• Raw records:

━━━━━━━━━━━━━━━━━━━━━━━━━━━━━━

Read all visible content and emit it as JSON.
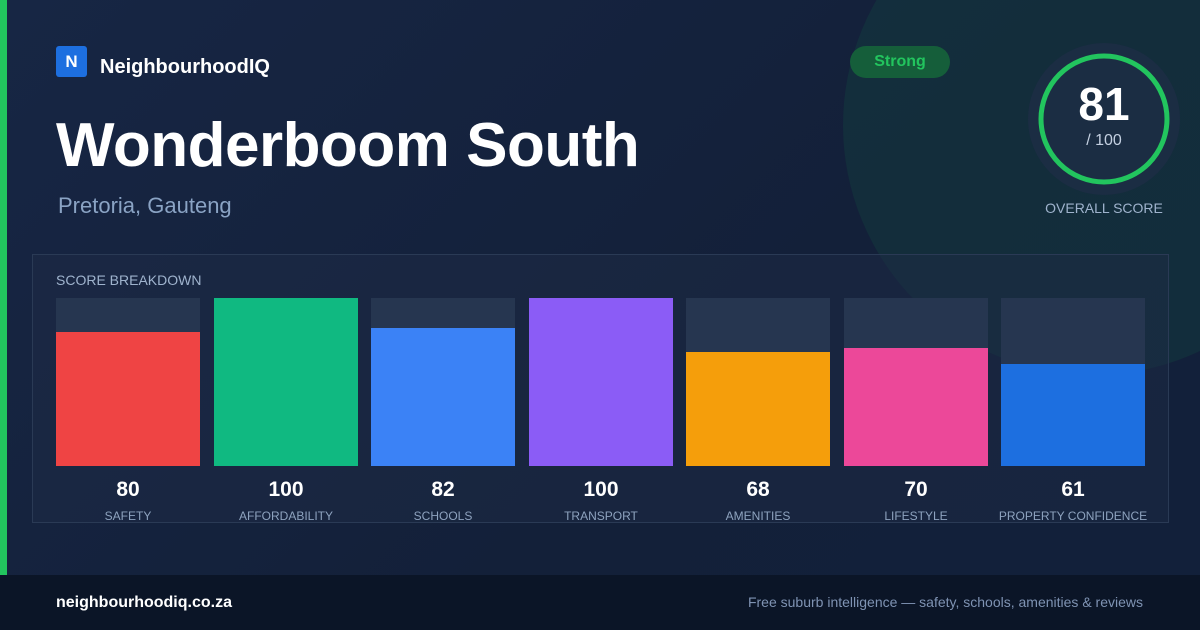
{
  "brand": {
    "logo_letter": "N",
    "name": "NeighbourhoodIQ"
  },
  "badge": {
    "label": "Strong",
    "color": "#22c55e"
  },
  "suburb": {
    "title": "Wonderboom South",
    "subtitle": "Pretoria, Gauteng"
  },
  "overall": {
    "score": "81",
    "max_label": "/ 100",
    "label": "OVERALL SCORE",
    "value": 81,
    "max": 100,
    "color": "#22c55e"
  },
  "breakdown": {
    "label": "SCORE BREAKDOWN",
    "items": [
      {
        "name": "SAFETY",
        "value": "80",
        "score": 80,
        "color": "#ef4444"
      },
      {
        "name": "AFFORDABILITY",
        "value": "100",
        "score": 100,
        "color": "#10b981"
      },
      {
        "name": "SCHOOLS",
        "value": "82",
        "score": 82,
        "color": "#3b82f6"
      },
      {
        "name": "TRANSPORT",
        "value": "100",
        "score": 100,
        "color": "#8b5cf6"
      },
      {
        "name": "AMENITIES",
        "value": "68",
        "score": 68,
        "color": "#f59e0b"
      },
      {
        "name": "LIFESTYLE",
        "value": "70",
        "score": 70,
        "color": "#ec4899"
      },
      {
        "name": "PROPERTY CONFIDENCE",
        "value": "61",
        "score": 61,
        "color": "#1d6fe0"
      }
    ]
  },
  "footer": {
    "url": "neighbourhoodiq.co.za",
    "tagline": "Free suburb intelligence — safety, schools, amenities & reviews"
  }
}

━━━━━━━━━━━━━━━━━━━━━━━━━━━━━━

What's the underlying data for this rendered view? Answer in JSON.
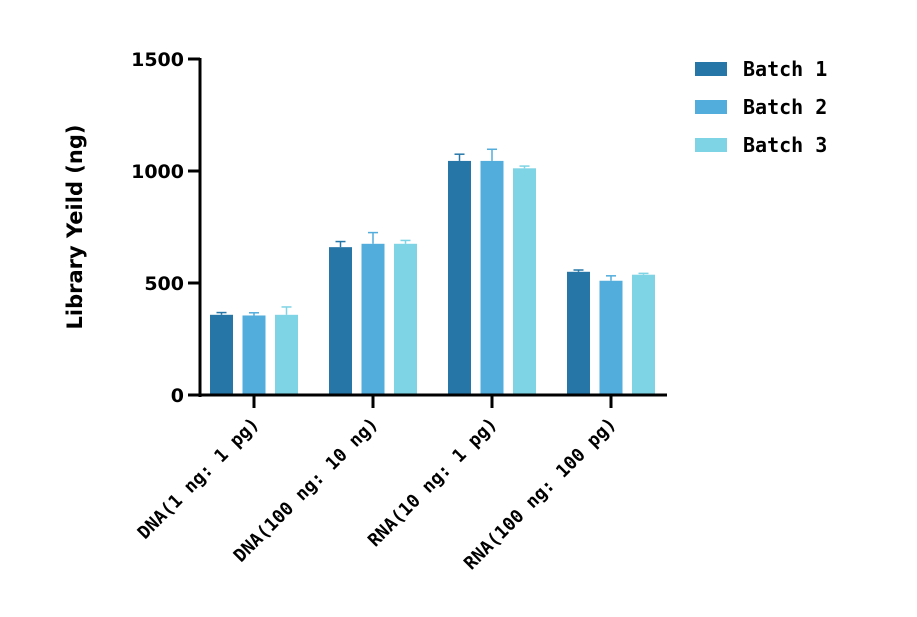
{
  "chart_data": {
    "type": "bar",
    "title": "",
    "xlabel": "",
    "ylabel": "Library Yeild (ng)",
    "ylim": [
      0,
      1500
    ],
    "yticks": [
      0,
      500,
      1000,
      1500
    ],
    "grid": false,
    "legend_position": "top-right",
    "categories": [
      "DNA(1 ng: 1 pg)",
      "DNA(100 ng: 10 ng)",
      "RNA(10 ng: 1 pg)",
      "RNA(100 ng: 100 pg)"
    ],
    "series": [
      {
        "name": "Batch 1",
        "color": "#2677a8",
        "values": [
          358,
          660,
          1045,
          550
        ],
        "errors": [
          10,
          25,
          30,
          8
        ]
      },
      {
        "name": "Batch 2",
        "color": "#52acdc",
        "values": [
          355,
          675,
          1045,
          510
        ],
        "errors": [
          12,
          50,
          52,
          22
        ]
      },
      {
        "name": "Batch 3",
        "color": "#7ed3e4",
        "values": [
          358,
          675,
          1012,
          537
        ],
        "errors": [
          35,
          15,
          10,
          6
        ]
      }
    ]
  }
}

━━━━━━━━━━━━━━━━━━━━━━━━━━━━━━

• Work to do: All lines in the data that contain the word "color" should be copied.

• Task result:
    "color": "#22c55e"
    "color": "#22c55e"
        "color": "#ef4444"
        "color": "#10b981"
        "color": "#3b82f6"
        "color": "#8b5cf6"
        "color": "#f59e0b"
        "color": "#ec4899"
        "color": "#1d6fe0"
        "color": "#2677a8",
        "color": "#52acdc",
        "color": "#7ed3e4",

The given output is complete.